**Task statement:**
Give every line below again, exactly.

(Data records)
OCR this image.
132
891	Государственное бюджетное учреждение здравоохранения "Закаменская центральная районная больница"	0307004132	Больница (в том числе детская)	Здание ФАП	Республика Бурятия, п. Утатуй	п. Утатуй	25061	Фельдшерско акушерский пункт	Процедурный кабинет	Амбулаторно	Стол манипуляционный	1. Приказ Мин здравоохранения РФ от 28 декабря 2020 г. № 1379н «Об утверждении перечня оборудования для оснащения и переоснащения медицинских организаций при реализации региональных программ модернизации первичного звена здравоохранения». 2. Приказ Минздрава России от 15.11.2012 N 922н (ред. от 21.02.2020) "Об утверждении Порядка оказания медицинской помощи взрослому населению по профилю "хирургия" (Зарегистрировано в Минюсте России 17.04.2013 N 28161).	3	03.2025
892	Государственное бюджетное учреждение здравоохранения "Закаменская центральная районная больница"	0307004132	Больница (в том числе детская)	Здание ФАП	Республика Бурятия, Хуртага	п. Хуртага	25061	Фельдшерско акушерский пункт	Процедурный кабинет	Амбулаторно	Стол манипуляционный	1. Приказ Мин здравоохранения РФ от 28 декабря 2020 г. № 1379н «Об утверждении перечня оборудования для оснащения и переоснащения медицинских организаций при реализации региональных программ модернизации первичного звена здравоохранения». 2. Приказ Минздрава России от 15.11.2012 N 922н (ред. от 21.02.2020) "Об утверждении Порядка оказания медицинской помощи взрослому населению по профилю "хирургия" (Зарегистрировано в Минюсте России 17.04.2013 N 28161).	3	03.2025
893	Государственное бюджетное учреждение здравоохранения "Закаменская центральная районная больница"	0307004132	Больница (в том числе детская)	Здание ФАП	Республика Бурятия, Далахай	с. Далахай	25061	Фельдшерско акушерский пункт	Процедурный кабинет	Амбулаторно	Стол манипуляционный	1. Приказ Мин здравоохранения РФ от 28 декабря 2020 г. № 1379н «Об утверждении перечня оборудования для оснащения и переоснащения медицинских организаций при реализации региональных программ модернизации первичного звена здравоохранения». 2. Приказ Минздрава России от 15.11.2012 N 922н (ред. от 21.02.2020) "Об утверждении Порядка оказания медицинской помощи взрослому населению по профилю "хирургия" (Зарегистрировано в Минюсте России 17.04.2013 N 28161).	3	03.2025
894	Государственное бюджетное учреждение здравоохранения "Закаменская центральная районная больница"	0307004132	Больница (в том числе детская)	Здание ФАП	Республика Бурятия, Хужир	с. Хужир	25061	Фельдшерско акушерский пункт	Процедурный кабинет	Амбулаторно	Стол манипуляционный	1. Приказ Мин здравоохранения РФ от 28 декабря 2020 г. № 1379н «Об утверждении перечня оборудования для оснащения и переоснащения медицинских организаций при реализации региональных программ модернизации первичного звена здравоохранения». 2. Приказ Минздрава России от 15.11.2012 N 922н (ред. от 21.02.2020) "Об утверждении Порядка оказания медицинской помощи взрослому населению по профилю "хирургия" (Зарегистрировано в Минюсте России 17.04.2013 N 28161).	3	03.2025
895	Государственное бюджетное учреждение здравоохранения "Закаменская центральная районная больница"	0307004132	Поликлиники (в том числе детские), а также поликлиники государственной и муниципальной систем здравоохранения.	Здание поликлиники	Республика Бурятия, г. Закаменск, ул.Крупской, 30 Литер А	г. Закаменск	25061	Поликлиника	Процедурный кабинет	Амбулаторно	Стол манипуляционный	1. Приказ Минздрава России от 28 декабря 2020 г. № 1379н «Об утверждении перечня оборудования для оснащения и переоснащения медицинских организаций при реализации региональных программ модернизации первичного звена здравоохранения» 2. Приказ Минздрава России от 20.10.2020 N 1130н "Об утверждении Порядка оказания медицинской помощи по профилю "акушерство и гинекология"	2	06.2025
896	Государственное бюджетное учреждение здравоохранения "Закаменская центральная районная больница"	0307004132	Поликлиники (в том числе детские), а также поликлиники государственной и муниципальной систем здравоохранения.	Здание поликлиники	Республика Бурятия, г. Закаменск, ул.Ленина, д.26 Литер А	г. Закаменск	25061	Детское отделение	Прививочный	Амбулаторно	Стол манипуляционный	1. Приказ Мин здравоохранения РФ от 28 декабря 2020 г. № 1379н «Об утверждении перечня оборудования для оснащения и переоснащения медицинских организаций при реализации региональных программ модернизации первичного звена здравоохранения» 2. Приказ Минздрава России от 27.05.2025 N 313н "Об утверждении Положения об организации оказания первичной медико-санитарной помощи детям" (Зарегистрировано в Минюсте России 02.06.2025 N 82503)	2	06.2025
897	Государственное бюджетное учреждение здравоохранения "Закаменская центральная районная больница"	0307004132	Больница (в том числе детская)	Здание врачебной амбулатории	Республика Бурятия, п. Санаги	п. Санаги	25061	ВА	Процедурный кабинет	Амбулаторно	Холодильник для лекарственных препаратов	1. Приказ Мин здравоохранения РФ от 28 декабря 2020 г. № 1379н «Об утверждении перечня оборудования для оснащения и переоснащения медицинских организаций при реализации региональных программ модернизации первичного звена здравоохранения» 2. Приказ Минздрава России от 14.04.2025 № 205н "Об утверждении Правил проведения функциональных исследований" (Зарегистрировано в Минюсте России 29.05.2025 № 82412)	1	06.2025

**Final result:**
OCR this image.
132
891	Государственное бюджетное учреждение здравоохранения "Закаменская центральная районная больница"	0307004132	Больница (в том числе детская)	Здание ФАП	Республика Бурятия, п. Утатуй	п. Утатуй	25061	Фельдшерско акушерский пункт	Процедурный кабинет	Амбулаторно	Стол манипуляционный	1. Приказ Мин здравоохранения РФ от 28 декабря 2020 г. № 1379н «Об утверждении перечня оборудования для оснащения и переоснащения медицинских организаций при реализации региональных программ модернизации первичного звена здравоохранения». 2. Приказ Минздрава России от 15.11.2012 N 922н (ред. от 21.02.2020) "Об утверждении Порядка оказания медицинской помощи взрослому населению по профилю "хирургия" (Зарегистрировано в Минюсте России 17.04.2013 N 28161).	3	03.2025
892	Государственное бюджетное учреждение здравоохранения "Закаменская центральная районная больница"	0307004132	Больница (в том числе детская)	Здание ФАП	Республика Бурятия, Хуртага	п. Хуртага	25061	Фельдшерско акушерский пункт	Процедурный кабинет	Амбулаторно	Стол манипуляционный	1. Приказ Мин здравоохранения РФ от 28 декабря 2020 г. № 1379н «Об утверждении перечня оборудования для оснащения и переоснащения медицинских организаций при реализации региональных программ модернизации первичного звена здравоохранения». 2. Приказ Минздрава России от 15.11.2012 N 922н (ред. от 21.02.2020) "Об утверждении Порядка оказания медицинской помощи взрослому населению по профилю "хирургия" (Зарегистрировано в Минюсте России 17.04.2013 N 28161).	3	03.2025
893	Государственное бюджетное учреждение здравоохранения "Закаменская центральная районная больница"	0307004132	Больница (в том числе детская)	Здание ФАП	Республика Бурятия, Далахай	с. Далахай	25061	Фельдшерско акушерский пункт	Процедурный кабинет	Амбулаторно	Стол манипуляционный	1. Приказ Мин здравоохранения РФ от 28 декабря 2020 г. № 1379н «Об утверждении перечня оборудования для оснащения и переоснащения медицинских организаций при реализации региональных программ модернизации первичного звена здравоохранения». 2. Приказ Минздрава России от 15.11.2012 N 922н (ред. от 21.02.2020) "Об утверждении Порядка оказания медицинской помощи взрослому населению по профилю "хирургия" (Зарегистрировано в Минюсте России 17.04.2013 N 28161).	3	03.2025
894	Государственное бюджетное учреждение здравоохранения "Закаменская центральная районная больница"	0307004132	Больница (в том числе детская)	Здание ФАП	Республика Бурятия, Хужир	с. Хужир	25061	Фельдшерско акушерский пункт	Процедурный кабинет	Амбулаторно	Стол манипуляционный	1. Приказ Мин здравоохранения РФ от 28 декабря 2020 г. № 1379н «Об утверждении перечня оборудования для оснащения и переоснащения медицинских организаций при реализации региональных программ модернизации первичного звена здравоохранения». 2. Приказ Минздрава России от 15.11.2012 N 922н (ред. от 21.02.2020) "Об утверждении Порядка оказания медицинской помощи взрослому населению по профилю "хирургия" (Зарегистрировано в Минюсте России 17.04.2013 N 28161).	3	03.2025
895	Государственное бюджетное учреждение здравоохранения "Закаменская центральная районная больница"	0307004132	Поликлиники (в том числе детские), а также поликлиники государственной и муниципальной систем здравоохранения.	Здание поликлиники	Республика Бурятия, г. Закаменск, ул.Крупской, 30 Литер А	г. Закаменск	25061	Поликлиника	Процедурный кабинет	Амбулаторно	Стол манипуляционный	1. Приказ Минздрава России от 28 декабря 2020 г. № 1379н «Об утверждении перечня оборудования для оснащения и переоснащения медицинских организаций при реализации региональных программ модернизации первичного звена здравоохранения» 2. Приказ Минздрава России от 20.10.2020 N 1130н "Об утверждении Порядка оказания медицинской помощи по профилю "акушерство и гинекология"	2	06.2025
896	Государственное бюджетное учреждение здравоохранения "Закаменская центральная районная больница"	0307004132	Поликлиники (в том числе детские), а также поликлиники государственной и муниципальной систем здравоохранения.	Здание поликлиники	Республика Бурятия, г. Закаменск, ул.Ленина, д.26 Литер А	г. Закаменск	25061	Детское отделение	Прививочный	Амбулаторно	Стол манипуляционный	1. Приказ Мин здравоохранения РФ от 28 декабря 2020 г. № 1379н «Об утверждении перечня оборудования для оснащения и переоснащения медицинских организаций при реализации региональных программ модернизации первичного звена здравоохранения» 2. Приказ Минздрава России от 27.05.2025 N 313н "Об утверждении Положения об организации оказания первичной медико-санитарной помощи детям" (Зарегистрировано в Минюсте России 02.06.2025 N 82503)	2	06.2025
897	Государственное бюджетное учреждение здравоохранения "Закаменская центральная районная больница"	0307004132	Больница (в том числе детская)	Здание врачебной амбулатории	Республика Бурятия, п. Санаги	п. Санаги	25061	ВА	Процедурный кабинет	Амбулаторно	Холодильник для лекарственных препаратов	1. Приказ Мин здравоохранения РФ от 28 декабря 2020 г. № 1379н «Об утверждении перечня оборудования для оснащения и переоснащения медицинских организаций при реализации региональных программ модернизации первичного звена здравоохранения» 2. Приказ Минздрава России от 14.04.2025 № 205н "Об утверждении Правил проведения функциональных исследований" (Зарегистрировано в Минюсте России 29.05.2025 № 82412)	1	06.2025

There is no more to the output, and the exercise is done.